* start Supplied records *

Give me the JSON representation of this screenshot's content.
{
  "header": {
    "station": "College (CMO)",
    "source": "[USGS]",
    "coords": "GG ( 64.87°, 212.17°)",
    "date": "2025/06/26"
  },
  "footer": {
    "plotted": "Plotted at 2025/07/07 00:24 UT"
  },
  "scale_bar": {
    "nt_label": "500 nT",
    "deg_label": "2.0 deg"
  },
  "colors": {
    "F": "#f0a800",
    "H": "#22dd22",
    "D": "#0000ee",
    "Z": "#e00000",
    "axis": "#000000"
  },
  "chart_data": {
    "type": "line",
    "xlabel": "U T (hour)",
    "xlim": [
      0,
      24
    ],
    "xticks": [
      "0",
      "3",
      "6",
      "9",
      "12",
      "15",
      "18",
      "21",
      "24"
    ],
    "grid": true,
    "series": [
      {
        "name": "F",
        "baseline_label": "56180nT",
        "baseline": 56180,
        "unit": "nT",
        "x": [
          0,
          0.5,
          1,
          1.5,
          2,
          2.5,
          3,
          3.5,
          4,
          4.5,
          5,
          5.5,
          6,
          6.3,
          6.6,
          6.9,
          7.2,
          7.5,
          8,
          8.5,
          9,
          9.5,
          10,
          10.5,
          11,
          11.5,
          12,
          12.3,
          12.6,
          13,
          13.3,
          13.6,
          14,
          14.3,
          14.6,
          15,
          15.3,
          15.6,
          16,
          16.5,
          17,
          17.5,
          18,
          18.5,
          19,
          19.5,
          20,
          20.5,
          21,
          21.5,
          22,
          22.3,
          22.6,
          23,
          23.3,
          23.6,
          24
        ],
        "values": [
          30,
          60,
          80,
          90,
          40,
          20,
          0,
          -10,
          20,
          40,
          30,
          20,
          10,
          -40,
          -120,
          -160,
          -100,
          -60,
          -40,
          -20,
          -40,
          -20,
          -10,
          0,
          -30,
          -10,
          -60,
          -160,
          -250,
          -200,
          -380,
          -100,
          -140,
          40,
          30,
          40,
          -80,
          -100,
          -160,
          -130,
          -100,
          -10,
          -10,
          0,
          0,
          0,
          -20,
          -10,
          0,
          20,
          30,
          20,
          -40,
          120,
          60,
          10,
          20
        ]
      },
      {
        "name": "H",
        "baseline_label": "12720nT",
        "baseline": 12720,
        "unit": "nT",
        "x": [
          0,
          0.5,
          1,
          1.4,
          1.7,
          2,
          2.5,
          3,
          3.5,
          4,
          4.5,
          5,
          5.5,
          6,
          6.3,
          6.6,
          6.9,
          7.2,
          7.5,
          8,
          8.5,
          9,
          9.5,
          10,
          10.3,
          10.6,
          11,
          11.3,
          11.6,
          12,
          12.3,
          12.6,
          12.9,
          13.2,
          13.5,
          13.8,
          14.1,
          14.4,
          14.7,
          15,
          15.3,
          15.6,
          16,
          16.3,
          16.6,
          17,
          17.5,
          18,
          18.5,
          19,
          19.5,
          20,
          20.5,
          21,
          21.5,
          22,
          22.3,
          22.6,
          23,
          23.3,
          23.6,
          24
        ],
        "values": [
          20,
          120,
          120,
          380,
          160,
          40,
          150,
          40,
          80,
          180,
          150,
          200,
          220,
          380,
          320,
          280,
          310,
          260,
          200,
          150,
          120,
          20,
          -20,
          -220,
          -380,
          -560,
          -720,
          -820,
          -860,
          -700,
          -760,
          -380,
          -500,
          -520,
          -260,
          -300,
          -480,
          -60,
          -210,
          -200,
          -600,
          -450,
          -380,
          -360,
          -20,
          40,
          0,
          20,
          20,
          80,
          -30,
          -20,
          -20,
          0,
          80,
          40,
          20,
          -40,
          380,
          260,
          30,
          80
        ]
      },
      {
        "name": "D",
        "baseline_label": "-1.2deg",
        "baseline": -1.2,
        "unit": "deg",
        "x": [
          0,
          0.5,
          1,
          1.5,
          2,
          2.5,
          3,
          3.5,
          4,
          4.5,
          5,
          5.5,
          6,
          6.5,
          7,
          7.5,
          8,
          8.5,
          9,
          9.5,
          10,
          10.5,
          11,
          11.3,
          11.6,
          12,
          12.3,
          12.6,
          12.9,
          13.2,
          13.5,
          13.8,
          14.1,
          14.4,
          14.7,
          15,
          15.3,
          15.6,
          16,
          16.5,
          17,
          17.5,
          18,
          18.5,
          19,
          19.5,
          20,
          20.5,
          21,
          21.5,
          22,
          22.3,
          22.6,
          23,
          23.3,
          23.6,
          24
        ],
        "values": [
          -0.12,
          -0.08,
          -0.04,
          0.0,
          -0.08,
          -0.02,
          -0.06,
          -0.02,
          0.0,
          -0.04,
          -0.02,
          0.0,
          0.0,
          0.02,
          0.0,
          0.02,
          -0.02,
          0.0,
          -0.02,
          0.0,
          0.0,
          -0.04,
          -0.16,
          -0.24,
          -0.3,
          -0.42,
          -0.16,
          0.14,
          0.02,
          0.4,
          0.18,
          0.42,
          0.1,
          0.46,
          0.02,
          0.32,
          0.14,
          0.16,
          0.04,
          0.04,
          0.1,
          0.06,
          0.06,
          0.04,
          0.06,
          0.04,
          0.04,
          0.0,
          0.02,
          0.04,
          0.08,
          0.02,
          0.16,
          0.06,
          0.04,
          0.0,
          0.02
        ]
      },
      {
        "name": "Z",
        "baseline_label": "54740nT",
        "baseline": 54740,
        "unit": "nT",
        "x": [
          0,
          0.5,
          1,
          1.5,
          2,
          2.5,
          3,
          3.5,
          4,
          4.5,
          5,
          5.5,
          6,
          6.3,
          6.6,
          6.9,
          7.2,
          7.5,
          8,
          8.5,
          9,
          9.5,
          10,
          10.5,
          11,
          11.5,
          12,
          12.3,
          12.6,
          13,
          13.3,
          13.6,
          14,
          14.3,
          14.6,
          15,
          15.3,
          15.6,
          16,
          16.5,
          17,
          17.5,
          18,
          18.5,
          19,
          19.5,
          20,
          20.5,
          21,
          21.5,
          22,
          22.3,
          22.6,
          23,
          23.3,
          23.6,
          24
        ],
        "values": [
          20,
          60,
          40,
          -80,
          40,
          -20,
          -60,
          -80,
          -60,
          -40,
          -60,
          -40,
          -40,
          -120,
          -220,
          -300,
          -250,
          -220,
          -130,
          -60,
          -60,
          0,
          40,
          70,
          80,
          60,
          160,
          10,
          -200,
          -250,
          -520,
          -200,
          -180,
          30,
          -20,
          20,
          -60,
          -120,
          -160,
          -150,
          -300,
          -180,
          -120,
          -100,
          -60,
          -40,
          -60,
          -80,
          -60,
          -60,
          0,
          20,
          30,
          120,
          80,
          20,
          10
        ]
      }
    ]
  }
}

* end Supplied records *

→ **Exercise aim**
Exact copies of all the records are required.

→ **Completed exercise**
Give me the JSON representation of this screenshot's content.
{
  "header": {
    "station": "College (CMO)",
    "source": "[USGS]",
    "coords": "GG ( 64.87°, 212.17°)",
    "date": "2025/06/26"
  },
  "footer": {
    "plotted": "Plotted at 2025/07/07 00:24 UT"
  },
  "scale_bar": {
    "nt_label": "500 nT",
    "deg_label": "2.0 deg"
  },
  "colors": {
    "F": "#f0a800",
    "H": "#22dd22",
    "D": "#0000ee",
    "Z": "#e00000",
    "axis": "#000000"
  },
  "chart_data": {
    "type": "line",
    "xlabel": "U T (hour)",
    "xlim": [
      0,
      24
    ],
    "xticks": [
      "0",
      "3",
      "6",
      "9",
      "12",
      "15",
      "18",
      "21",
      "24"
    ],
    "grid": true,
    "series": [
      {
        "name": "F",
        "baseline_label": "56180nT",
        "baseline": 56180,
        "unit": "nT",
        "x": [
          0,
          0.5,
          1,
          1.5,
          2,
          2.5,
          3,
          3.5,
          4,
          4.5,
          5,
          5.5,
          6,
          6.3,
          6.6,
          6.9,
          7.2,
          7.5,
          8,
          8.5,
          9,
          9.5,
          10,
          10.5,
          11,
          11.5,
          12,
          12.3,
          12.6,
          13,
          13.3,
          13.6,
          14,
          14.3,
          14.6,
          15,
          15.3,
          15.6,
          16,
          16.5,
          17,
          17.5,
          18,
          18.5,
          19,
          19.5,
          20,
          20.5,
          21,
          21.5,
          22,
          22.3,
          22.6,
          23,
          23.3,
          23.6,
          24
        ],
        "values": [
          30,
          60,
          80,
          90,
          40,
          20,
          0,
          -10,
          20,
          40,
          30,
          20,
          10,
          -40,
          -120,
          -160,
          -100,
          -60,
          -40,
          -20,
          -40,
          -20,
          -10,
          0,
          -30,
          -10,
          -60,
          -160,
          -250,
          -200,
          -380,
          -100,
          -140,
          40,
          30,
          40,
          -80,
          -100,
          -160,
          -130,
          -100,
          -10,
          -10,
          0,
          0,
          0,
          -20,
          -10,
          0,
          20,
          30,
          20,
          -40,
          120,
          60,
          10,
          20
        ]
      },
      {
        "name": "H",
        "baseline_label": "12720nT",
        "baseline": 12720,
        "unit": "nT",
        "x": [
          0,
          0.5,
          1,
          1.4,
          1.7,
          2,
          2.5,
          3,
          3.5,
          4,
          4.5,
          5,
          5.5,
          6,
          6.3,
          6.6,
          6.9,
          7.2,
          7.5,
          8,
          8.5,
          9,
          9.5,
          10,
          10.3,
          10.6,
          11,
          11.3,
          11.6,
          12,
          12.3,
          12.6,
          12.9,
          13.2,
          13.5,
          13.8,
          14.1,
          14.4,
          14.7,
          15,
          15.3,
          15.6,
          16,
          16.3,
          16.6,
          17,
          17.5,
          18,
          18.5,
          19,
          19.5,
          20,
          20.5,
          21,
          21.5,
          22,
          22.3,
          22.6,
          23,
          23.3,
          23.6,
          24
        ],
        "values": [
          20,
          120,
          120,
          380,
          160,
          40,
          150,
          40,
          80,
          180,
          150,
          200,
          220,
          380,
          320,
          280,
          310,
          260,
          200,
          150,
          120,
          20,
          -20,
          -220,
          -380,
          -560,
          -720,
          -820,
          -860,
          -700,
          -760,
          -380,
          -500,
          -520,
          -260,
          -300,
          -480,
          -60,
          -210,
          -200,
          -600,
          -450,
          -380,
          -360,
          -20,
          40,
          0,
          20,
          20,
          80,
          -30,
          -20,
          -20,
          0,
          80,
          40,
          20,
          -40,
          380,
          260,
          30,
          80
        ]
      },
      {
        "name": "D",
        "baseline_label": "-1.2deg",
        "baseline": -1.2,
        "unit": "deg",
        "x": [
          0,
          0.5,
          1,
          1.5,
          2,
          2.5,
          3,
          3.5,
          4,
          4.5,
          5,
          5.5,
          6,
          6.5,
          7,
          7.5,
          8,
          8.5,
          9,
          9.5,
          10,
          10.5,
          11,
          11.3,
          11.6,
          12,
          12.3,
          12.6,
          12.9,
          13.2,
          13.5,
          13.8,
          14.1,
          14.4,
          14.7,
          15,
          15.3,
          15.6,
          16,
          16.5,
          17,
          17.5,
          18,
          18.5,
          19,
          19.5,
          20,
          20.5,
          21,
          21.5,
          22,
          22.3,
          22.6,
          23,
          23.3,
          23.6,
          24
        ],
        "values": [
          -0.12,
          -0.08,
          -0.04,
          0.0,
          -0.08,
          -0.02,
          -0.06,
          -0.02,
          0.0,
          -0.04,
          -0.02,
          0.0,
          0.0,
          0.02,
          0.0,
          0.02,
          -0.02,
          0.0,
          -0.02,
          0.0,
          0.0,
          -0.04,
          -0.16,
          -0.24,
          -0.3,
          -0.42,
          -0.16,
          0.14,
          0.02,
          0.4,
          0.18,
          0.42,
          0.1,
          0.46,
          0.02,
          0.32,
          0.14,
          0.16,
          0.04,
          0.04,
          0.1,
          0.06,
          0.06,
          0.04,
          0.06,
          0.04,
          0.04,
          0.0,
          0.02,
          0.04,
          0.08,
          0.02,
          0.16,
          0.06,
          0.04,
          0.0,
          0.02
        ]
      },
      {
        "name": "Z",
        "baseline_label": "54740nT",
        "baseline": 54740,
        "unit": "nT",
        "x": [
          0,
          0.5,
          1,
          1.5,
          2,
          2.5,
          3,
          3.5,
          4,
          4.5,
          5,
          5.5,
          6,
          6.3,
          6.6,
          6.9,
          7.2,
          7.5,
          8,
          8.5,
          9,
          9.5,
          10,
          10.5,
          11,
          11.5,
          12,
          12.3,
          12.6,
          13,
          13.3,
          13.6,
          14,
          14.3,
          14.6,
          15,
          15.3,
          15.6,
          16,
          16.5,
          17,
          17.5,
          18,
          18.5,
          19,
          19.5,
          20,
          20.5,
          21,
          21.5,
          22,
          22.3,
          22.6,
          23,
          23.3,
          23.6,
          24
        ],
        "values": [
          20,
          60,
          40,
          -80,
          40,
          -20,
          -60,
          -80,
          -60,
          -40,
          -60,
          -40,
          -40,
          -120,
          -220,
          -300,
          -250,
          -220,
          -130,
          -60,
          -60,
          0,
          40,
          70,
          80,
          60,
          160,
          10,
          -200,
          -250,
          -520,
          -200,
          -180,
          30,
          -20,
          20,
          -60,
          -120,
          -160,
          -150,
          -300,
          -180,
          -120,
          -100,
          -60,
          -40,
          -60,
          -80,
          -60,
          -60,
          0,
          20,
          30,
          120,
          80,
          20,
          10
        ]
      }
    ]
  }
}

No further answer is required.